(Rows from a figure dataset)
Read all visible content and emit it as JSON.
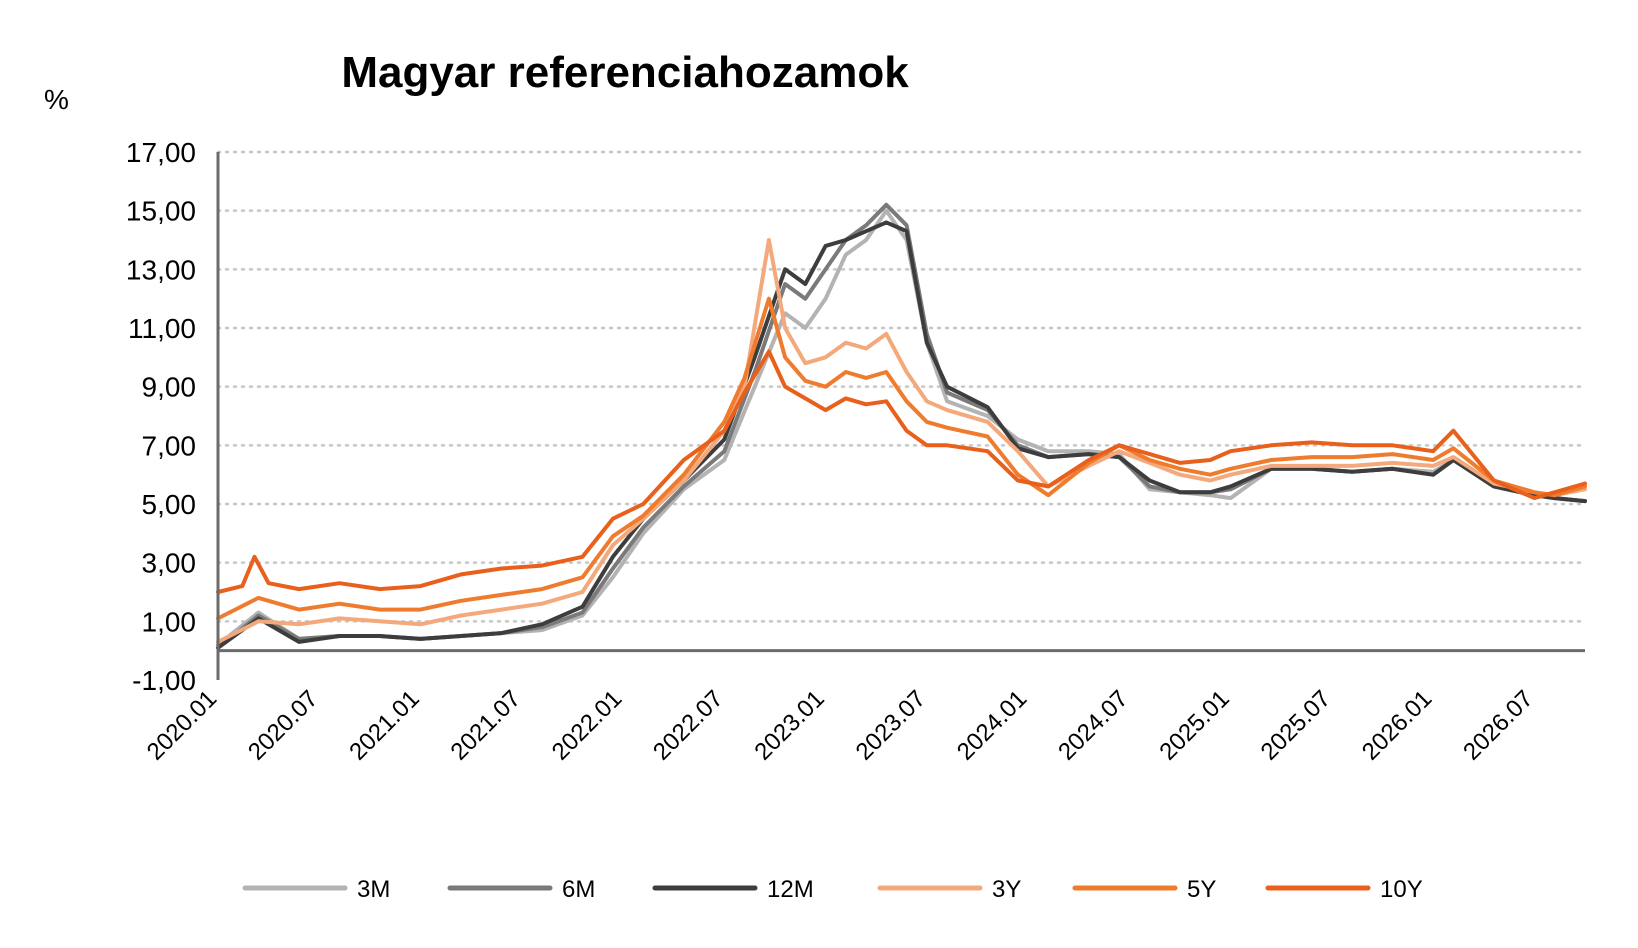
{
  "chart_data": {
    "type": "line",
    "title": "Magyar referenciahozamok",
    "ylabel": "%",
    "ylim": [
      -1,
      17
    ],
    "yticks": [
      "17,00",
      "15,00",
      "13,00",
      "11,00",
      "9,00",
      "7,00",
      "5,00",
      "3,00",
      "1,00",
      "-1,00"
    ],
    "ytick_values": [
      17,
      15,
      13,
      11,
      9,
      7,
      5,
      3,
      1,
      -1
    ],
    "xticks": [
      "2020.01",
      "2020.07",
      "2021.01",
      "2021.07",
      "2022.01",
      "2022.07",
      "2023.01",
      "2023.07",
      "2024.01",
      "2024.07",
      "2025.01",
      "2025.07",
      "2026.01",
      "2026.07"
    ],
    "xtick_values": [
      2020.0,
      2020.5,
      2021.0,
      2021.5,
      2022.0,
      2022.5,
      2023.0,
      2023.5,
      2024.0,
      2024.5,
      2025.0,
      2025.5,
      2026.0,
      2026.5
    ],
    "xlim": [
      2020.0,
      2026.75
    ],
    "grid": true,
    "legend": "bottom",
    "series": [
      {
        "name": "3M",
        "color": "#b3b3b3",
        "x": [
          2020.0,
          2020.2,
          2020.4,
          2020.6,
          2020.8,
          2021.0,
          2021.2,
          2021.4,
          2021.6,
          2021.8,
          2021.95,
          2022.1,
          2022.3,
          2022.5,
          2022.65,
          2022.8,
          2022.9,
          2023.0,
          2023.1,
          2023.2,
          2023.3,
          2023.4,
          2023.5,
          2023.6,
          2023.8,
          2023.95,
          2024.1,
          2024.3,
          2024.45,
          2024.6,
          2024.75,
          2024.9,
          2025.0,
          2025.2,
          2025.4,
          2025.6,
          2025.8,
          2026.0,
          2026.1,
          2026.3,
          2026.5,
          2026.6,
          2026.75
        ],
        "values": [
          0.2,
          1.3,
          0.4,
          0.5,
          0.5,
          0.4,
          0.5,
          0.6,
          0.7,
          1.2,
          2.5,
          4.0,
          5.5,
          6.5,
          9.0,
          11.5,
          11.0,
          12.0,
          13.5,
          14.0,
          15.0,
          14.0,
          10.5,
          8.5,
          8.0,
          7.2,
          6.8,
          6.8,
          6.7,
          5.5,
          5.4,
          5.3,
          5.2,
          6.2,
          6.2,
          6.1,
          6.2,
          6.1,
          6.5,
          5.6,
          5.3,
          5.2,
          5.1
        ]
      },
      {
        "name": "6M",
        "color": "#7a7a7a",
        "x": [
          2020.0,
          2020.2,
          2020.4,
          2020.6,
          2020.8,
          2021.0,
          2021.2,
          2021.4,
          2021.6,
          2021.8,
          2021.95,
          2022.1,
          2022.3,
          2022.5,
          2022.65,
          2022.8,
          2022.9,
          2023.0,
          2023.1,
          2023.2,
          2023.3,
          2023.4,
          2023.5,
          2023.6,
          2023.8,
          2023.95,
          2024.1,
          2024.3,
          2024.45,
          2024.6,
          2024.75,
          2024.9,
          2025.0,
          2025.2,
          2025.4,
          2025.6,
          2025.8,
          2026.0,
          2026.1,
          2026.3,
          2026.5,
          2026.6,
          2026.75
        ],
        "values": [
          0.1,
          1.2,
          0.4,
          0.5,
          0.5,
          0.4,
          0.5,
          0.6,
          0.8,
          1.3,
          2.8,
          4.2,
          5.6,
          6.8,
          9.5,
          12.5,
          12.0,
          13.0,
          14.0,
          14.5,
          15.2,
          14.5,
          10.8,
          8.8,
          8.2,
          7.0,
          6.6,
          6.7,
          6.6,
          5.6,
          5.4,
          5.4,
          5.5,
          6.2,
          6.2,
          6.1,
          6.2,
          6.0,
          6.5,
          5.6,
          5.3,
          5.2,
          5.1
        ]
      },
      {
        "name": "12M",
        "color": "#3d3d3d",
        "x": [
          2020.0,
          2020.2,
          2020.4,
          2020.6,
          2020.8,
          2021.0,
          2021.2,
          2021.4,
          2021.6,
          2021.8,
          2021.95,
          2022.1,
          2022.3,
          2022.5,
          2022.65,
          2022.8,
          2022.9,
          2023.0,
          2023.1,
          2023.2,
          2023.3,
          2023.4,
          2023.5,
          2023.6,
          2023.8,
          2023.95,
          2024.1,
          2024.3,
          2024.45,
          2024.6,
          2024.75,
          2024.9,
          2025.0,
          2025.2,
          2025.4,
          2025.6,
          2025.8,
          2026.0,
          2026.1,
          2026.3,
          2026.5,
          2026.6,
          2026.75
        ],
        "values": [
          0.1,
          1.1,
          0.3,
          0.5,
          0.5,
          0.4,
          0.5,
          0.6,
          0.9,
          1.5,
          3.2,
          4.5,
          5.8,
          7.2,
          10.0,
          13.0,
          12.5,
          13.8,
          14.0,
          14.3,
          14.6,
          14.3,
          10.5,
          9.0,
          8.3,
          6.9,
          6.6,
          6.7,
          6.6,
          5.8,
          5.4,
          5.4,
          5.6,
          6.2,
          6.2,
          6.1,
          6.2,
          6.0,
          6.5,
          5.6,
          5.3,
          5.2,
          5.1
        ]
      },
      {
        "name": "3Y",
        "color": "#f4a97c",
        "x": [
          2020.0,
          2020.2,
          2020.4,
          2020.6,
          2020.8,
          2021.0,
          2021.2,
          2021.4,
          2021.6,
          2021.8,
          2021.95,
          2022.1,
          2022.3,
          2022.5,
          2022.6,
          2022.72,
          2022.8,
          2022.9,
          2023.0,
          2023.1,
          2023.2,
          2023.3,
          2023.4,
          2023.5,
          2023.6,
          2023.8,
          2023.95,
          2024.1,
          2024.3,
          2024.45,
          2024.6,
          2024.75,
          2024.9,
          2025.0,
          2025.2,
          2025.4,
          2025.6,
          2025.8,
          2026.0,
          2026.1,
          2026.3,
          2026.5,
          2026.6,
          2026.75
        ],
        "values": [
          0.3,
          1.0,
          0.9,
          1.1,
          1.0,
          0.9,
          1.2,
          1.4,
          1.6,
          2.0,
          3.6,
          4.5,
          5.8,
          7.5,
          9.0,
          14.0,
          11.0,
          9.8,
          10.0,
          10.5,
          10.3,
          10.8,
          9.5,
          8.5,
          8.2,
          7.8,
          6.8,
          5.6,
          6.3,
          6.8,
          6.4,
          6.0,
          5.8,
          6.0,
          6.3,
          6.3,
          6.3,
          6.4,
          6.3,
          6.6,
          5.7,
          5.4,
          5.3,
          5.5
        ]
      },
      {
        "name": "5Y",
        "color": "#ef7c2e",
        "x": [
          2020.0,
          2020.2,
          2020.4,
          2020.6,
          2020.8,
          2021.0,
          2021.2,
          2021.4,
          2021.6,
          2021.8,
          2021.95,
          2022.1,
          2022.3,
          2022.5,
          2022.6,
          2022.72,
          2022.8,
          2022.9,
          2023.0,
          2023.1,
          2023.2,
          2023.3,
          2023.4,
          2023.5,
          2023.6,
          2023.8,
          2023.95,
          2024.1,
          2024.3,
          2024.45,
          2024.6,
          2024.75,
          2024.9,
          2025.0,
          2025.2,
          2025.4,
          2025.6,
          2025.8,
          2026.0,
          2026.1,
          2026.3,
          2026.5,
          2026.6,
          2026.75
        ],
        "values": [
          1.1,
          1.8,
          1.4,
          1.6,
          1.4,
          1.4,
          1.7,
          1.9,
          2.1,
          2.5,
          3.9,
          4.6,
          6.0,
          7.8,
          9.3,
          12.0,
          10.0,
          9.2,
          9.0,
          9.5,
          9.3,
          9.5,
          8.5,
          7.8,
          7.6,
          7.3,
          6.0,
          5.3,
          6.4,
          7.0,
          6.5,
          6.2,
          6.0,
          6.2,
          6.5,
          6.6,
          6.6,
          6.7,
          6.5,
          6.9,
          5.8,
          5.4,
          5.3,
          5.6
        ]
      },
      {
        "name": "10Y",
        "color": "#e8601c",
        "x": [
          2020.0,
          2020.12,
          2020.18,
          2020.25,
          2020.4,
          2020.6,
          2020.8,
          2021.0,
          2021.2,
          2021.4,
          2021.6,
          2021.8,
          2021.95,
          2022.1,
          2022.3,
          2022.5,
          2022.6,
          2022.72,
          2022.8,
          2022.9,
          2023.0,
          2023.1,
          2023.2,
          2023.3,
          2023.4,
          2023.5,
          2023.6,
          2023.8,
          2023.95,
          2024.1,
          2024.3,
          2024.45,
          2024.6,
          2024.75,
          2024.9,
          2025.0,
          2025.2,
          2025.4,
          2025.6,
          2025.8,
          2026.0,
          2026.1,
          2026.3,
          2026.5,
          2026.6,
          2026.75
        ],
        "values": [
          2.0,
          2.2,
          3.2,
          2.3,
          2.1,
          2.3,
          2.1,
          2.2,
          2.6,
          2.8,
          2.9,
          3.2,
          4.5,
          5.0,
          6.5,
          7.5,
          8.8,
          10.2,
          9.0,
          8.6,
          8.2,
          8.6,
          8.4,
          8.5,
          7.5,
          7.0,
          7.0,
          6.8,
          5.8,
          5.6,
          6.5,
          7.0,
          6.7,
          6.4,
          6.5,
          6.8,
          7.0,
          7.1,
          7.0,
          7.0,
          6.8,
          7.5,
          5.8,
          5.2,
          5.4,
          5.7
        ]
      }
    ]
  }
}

• [Given task]
What is the number of lines in the records above that include the word "name"? Reply with that number and nothing more.

• [Written reply]
6